> EXERCISE TASK:
Work out how many lines include "oleh" and answer with that number only.

> SUPPLIED RECORDS:
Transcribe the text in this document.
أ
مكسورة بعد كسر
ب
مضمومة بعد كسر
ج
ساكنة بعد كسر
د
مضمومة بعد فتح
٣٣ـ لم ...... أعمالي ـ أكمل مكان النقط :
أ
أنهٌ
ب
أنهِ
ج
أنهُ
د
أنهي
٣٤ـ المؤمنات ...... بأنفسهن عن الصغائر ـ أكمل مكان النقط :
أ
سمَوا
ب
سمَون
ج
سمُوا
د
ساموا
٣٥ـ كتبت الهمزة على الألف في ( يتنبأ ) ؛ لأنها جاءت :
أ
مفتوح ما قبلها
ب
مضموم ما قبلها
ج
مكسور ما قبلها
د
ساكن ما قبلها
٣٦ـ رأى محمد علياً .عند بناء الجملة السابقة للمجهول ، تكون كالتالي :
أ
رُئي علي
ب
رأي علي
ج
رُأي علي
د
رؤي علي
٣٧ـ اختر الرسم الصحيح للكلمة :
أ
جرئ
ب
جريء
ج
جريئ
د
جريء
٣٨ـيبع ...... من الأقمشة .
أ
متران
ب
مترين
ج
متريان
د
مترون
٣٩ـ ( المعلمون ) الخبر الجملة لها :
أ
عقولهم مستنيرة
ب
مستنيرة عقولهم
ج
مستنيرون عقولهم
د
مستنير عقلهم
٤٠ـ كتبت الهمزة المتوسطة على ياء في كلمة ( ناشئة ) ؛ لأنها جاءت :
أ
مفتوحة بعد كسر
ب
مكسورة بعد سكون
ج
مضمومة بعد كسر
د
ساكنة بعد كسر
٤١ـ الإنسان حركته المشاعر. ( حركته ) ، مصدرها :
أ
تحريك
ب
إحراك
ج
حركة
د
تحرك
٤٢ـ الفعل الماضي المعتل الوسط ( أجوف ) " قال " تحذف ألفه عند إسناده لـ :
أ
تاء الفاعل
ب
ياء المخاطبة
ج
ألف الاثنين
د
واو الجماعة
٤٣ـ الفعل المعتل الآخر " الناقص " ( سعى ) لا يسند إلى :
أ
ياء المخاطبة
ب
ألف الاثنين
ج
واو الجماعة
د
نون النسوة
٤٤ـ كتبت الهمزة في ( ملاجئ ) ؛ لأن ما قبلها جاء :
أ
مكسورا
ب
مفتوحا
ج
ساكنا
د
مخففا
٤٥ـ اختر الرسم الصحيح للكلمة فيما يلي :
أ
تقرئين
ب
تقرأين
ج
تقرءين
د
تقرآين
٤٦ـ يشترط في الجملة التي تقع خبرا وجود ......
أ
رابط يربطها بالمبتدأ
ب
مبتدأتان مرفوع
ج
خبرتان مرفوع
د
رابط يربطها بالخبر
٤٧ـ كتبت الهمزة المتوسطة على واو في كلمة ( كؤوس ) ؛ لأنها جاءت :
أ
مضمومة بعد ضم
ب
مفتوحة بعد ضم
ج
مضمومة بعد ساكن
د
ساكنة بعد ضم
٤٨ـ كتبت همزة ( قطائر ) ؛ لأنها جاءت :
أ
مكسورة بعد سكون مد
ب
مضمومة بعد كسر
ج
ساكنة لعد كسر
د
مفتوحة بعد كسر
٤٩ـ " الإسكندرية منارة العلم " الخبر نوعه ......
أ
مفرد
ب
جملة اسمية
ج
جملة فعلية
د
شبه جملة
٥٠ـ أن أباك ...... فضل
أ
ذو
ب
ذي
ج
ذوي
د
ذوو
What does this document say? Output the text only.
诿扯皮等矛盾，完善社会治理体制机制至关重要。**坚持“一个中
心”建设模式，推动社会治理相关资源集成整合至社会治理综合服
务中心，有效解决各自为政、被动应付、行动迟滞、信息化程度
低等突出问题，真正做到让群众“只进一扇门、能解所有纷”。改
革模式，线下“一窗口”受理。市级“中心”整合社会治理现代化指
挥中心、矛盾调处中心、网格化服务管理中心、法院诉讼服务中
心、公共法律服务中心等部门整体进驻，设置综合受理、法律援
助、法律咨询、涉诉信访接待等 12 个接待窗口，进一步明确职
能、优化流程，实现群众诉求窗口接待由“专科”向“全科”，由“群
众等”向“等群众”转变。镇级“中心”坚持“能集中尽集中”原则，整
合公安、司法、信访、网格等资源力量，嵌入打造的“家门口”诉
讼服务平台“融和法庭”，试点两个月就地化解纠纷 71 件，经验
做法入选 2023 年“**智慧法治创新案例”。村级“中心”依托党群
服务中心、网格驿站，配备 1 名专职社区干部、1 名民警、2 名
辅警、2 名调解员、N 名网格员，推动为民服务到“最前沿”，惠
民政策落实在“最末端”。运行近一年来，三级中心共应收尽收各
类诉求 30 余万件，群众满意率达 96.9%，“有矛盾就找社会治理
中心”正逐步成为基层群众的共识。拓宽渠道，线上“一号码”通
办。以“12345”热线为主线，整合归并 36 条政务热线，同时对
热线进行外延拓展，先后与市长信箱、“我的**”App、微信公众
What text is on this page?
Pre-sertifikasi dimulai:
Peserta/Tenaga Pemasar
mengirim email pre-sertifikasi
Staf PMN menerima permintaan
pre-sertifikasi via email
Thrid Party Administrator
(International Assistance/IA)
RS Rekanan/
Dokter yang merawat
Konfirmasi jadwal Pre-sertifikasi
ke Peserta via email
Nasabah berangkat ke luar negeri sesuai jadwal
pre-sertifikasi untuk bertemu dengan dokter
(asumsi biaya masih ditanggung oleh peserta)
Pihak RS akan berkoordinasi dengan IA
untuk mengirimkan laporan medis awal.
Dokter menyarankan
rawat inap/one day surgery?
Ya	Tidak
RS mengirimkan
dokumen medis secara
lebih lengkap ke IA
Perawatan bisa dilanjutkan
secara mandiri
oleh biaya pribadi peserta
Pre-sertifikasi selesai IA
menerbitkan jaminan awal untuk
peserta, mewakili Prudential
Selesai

> ANSWER TO THE PROBLEM:
2